▶ **WRITTEN REQUEST**
Output the lines that follow exactly as they are.

* * * * * * * * *

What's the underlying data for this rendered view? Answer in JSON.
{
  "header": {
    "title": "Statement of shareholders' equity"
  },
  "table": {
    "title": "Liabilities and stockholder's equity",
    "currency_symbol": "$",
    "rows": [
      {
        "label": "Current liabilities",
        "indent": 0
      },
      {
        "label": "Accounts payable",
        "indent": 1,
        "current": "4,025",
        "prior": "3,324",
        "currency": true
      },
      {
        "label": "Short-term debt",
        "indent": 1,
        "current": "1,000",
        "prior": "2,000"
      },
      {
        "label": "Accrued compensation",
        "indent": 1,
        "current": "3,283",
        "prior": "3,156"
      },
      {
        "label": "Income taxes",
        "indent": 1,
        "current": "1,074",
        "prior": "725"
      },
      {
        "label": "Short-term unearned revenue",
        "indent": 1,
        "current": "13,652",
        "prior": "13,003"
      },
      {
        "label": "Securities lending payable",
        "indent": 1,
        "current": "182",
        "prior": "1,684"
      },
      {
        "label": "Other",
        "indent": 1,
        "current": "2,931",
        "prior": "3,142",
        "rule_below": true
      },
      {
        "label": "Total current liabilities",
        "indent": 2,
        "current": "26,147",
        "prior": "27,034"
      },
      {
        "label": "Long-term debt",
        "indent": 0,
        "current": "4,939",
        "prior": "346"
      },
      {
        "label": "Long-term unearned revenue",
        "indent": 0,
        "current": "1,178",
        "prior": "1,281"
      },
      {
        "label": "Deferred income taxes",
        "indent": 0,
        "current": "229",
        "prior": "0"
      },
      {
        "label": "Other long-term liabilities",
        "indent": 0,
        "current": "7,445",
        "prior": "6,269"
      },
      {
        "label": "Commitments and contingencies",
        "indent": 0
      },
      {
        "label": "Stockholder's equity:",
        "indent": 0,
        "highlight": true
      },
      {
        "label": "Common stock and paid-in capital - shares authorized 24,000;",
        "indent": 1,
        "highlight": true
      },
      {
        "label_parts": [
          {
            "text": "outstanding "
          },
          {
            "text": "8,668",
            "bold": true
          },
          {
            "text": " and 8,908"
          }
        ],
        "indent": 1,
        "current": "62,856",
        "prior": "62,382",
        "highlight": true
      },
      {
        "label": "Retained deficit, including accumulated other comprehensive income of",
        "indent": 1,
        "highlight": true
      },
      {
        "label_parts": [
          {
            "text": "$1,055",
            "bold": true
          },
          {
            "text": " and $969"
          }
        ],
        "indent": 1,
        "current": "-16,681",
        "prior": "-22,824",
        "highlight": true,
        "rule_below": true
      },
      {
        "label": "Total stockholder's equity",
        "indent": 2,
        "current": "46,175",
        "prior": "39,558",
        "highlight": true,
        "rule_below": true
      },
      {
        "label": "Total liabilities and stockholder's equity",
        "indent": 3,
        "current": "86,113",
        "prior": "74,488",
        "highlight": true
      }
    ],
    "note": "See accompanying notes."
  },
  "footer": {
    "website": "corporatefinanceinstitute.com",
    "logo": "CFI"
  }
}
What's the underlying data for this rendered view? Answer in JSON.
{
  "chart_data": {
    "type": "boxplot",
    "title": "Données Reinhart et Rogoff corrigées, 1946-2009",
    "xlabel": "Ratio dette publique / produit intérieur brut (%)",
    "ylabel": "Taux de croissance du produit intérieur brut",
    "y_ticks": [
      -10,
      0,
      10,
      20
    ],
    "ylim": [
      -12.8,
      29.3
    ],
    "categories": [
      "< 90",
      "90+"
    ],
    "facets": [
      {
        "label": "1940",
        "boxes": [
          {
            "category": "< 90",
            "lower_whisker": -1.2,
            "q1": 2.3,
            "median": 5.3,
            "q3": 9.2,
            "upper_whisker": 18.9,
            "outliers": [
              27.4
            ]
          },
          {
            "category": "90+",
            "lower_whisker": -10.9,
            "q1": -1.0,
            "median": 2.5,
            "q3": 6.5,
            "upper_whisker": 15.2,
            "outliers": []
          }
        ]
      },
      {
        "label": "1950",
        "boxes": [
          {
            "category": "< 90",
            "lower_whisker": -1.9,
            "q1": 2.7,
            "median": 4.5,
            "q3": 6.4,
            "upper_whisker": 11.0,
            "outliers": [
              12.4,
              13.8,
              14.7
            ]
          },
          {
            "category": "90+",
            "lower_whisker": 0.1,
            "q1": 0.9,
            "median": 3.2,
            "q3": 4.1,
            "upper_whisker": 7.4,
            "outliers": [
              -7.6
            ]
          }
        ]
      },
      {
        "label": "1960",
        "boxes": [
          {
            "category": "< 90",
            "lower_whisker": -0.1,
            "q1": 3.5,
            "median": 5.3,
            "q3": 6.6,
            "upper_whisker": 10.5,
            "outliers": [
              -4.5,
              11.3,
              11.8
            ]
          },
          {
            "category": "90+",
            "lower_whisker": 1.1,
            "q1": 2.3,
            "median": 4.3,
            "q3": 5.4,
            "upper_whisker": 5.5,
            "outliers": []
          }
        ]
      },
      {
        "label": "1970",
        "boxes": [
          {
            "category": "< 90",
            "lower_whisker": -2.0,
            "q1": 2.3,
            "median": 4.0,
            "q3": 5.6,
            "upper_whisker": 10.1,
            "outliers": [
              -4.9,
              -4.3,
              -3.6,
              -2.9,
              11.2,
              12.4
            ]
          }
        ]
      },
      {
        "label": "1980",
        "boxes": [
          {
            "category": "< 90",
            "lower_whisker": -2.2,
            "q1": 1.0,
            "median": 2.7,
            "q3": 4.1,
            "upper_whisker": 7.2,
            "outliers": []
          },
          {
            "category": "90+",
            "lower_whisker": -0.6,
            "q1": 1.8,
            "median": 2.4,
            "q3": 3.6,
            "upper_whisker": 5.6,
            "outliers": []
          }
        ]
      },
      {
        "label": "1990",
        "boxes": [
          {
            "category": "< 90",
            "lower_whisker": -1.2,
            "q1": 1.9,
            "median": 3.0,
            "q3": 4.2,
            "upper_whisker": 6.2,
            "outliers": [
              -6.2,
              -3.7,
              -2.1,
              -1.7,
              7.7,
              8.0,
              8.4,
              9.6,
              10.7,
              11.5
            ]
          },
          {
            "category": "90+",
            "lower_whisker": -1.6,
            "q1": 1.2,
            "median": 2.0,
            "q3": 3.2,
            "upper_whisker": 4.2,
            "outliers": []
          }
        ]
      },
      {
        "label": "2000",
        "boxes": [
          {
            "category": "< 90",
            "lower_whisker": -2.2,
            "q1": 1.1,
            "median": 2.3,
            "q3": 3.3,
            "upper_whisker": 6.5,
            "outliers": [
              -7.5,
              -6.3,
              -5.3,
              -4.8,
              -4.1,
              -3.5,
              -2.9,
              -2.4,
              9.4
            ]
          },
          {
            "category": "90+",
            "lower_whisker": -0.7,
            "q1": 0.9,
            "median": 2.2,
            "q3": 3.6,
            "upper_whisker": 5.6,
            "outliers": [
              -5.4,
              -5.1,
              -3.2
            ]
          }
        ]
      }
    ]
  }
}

* * * * * * * * *

▶ **EXERCISE OUTPUT**
What's the underlying data for this rendered view? Answer in JSON.
{
  "header": {
    "title": "Statement of shareholders' equity"
  },
  "table": {
    "title": "Liabilities and stockholder's equity",
    "currency_symbol": "$",
    "rows": [
      {
        "label": "Current liabilities",
        "indent": 0
      },
      {
        "label": "Accounts payable",
        "indent": 1,
        "current": "4,025",
        "prior": "3,324",
        "currency": true
      },
      {
        "label": "Short-term debt",
        "indent": 1,
        "current": "1,000",
        "prior": "2,000"
      },
      {
        "label": "Accrued compensation",
        "indent": 1,
        "current": "3,283",
        "prior": "3,156"
      },
      {
        "label": "Income taxes",
        "indent": 1,
        "current": "1,074",
        "prior": "725"
      },
      {
        "label": "Short-term unearned revenue",
        "indent": 1,
        "current": "13,652",
        "prior": "13,003"
      },
      {
        "label": "Securities lending payable",
        "indent": 1,
        "current": "182",
        "prior": "1,684"
      },
      {
        "label": "Other",
        "indent": 1,
        "current": "2,931",
        "prior": "3,142",
        "rule_below": true
      },
      {
        "label": "Total current liabilities",
        "indent": 2,
        "current": "26,147",
        "prior": "27,034"
      },
      {
        "label": "Long-term debt",
        "indent": 0,
        "current": "4,939",
        "prior": "346"
      },
      {
        "label": "Long-term unearned revenue",
        "indent": 0,
        "current": "1,178",
        "prior": "1,281"
      },
      {
        "label": "Deferred income taxes",
        "indent": 0,
        "current": "229",
        "prior": "0"
      },
      {
        "label": "Other long-term liabilities",
        "indent": 0,
        "current": "7,445",
        "prior": "6,269"
      },
      {
        "label": "Commitments and contingencies",
        "indent": 0
      },
      {
        "label": "Stockholder's equity:",
        "indent": 0,
        "highlight": true
      },
      {
        "label": "Common stock and paid-in capital - shares authorized 24,000;",
        "indent": 1,
        "highlight": true
      },
      {
        "label_parts": [
          {
            "text": "outstanding "
          },
          {
            "text": "8,668",
            "bold": true
          },
          {
            "text": " and 8,908"
          }
        ],
        "indent": 1,
        "current": "62,856",
        "prior": "62,382",
        "highlight": true
      },
      {
        "label": "Retained deficit, including accumulated other comprehensive income of",
        "indent": 1,
        "highlight": true
      },
      {
        "label_parts": [
          {
            "text": "$1,055",
            "bold": true
          },
          {
            "text": " and $969"
          }
        ],
        "indent": 1,
        "current": "-16,681",
        "prior": "-22,824",
        "highlight": true,
        "rule_below": true
      },
      {
        "label": "Total stockholder's equity",
        "indent": 2,
        "current": "46,175",
        "prior": "39,558",
        "highlight": true,
        "rule_below": true
      },
      {
        "label": "Total liabilities and stockholder's equity",
        "indent": 3,
        "current": "86,113",
        "prior": "74,488",
        "highlight": true
      }
    ],
    "note": "See accompanying notes."
  },
  "footer": {
    "website": "corporatefinanceinstitute.com",
    "logo": "CFI"
  }
}
What's the underlying data for this rendered view? Answer in JSON.
{
  "chart_data": {
    "type": "boxplot",
    "title": "Données Reinhart et Rogoff corrigées, 1946-2009",
    "xlabel": "Ratio dette publique / produit intérieur brut (%)",
    "ylabel": "Taux de croissance du produit intérieur brut",
    "y_ticks": [
      -10,
      0,
      10,
      20
    ],
    "ylim": [
      -12.8,
      29.3
    ],
    "categories": [
      "< 90",
      "90+"
    ],
    "facets": [
      {
        "label": "1940",
        "boxes": [
          {
            "category": "< 90",
            "lower_whisker": -1.2,
            "q1": 2.3,
            "median": 5.3,
            "q3": 9.2,
            "upper_whisker": 18.9,
            "outliers": [
              27.4
            ]
          },
          {
            "category": "90+",
            "lower_whisker": -10.9,
            "q1": -1.0,
            "median": 2.5,
            "q3": 6.5,
            "upper_whisker": 15.2,
            "outliers": []
          }
        ]
      },
      {
        "label": "1950",
        "boxes": [
          {
            "category": "< 90",
            "lower_whisker": -1.9,
            "q1": 2.7,
            "median": 4.5,
            "q3": 6.4,
            "upper_whisker": 11.0,
            "outliers": [
              12.4,
              13.8,
              14.7
            ]
          },
          {
            "category": "90+",
            "lower_whisker": 0.1,
            "q1": 0.9,
            "median": 3.2,
            "q3": 4.1,
            "upper_whisker": 7.4,
            "outliers": [
              -7.6
            ]
          }
        ]
      },
      {
        "label": "1960",
        "boxes": [
          {
            "category": "< 90",
            "lower_whisker": -0.1,
            "q1": 3.5,
            "median": 5.3,
            "q3": 6.6,
            "upper_whisker": 10.5,
            "outliers": [
              -4.5,
              11.3,
              11.8
            ]
          },
          {
            "category": "90+",
            "lower_whisker": 1.1,
            "q1": 2.3,
            "median": 4.3,
            "q3": 5.4,
            "upper_whisker": 5.5,
            "outliers": []
          }
        ]
      },
      {
        "label": "1970",
        "boxes": [
          {
            "category": "< 90",
            "lower_whisker": -2.0,
            "q1": 2.3,
            "median": 4.0,
            "q3": 5.6,
            "upper_whisker": 10.1,
            "outliers": [
              -4.9,
              -4.3,
              -3.6,
              -2.9,
              11.2,
              12.4
            ]
          }
        ]
      },
      {
        "label": "1980",
        "boxes": [
          {
            "category": "< 90",
            "lower_whisker": -2.2,
            "q1": 1.0,
            "median": 2.7,
            "q3": 4.1,
            "upper_whisker": 7.2,
            "outliers": []
          },
          {
            "category": "90+",
            "lower_whisker": -0.6,
            "q1": 1.8,
            "median": 2.4,
            "q3": 3.6,
            "upper_whisker": 5.6,
            "outliers": []
          }
        ]
      },
      {
        "label": "1990",
        "boxes": [
          {
            "category": "< 90",
            "lower_whisker": -1.2,
            "q1": 1.9,
            "median": 3.0,
            "q3": 4.2,
            "upper_whisker": 6.2,
            "outliers": [
              -6.2,
              -3.7,
              -2.1,
              -1.7,
              7.7,
              8.0,
              8.4,
              9.6,
              10.7,
              11.5
            ]
          },
          {
            "category": "90+",
            "lower_whisker": -1.6,
            "q1": 1.2,
            "median": 2.0,
            "q3": 3.2,
            "upper_whisker": 4.2,
            "outliers": []
          }
        ]
      },
      {
        "label": "2000",
        "boxes": [
          {
            "category": "< 90",
            "lower_whisker": -2.2,
            "q1": 1.1,
            "median": 2.3,
            "q3": 3.3,
            "upper_whisker": 6.5,
            "outliers": [
              -7.5,
              -6.3,
              -5.3,
              -4.8,
              -4.1,
              -3.5,
              -2.9,
              -2.4,
              9.4
            ]
          },
          {
            "category": "90+",
            "lower_whisker": -0.7,
            "q1": 0.9,
            "median": 2.2,
            "q3": 3.6,
            "upper_whisker": 5.6,
            "outliers": [
              -5.4,
              -5.1,
              -3.2
            ]
          }
        ]
      }
    ]
  }
}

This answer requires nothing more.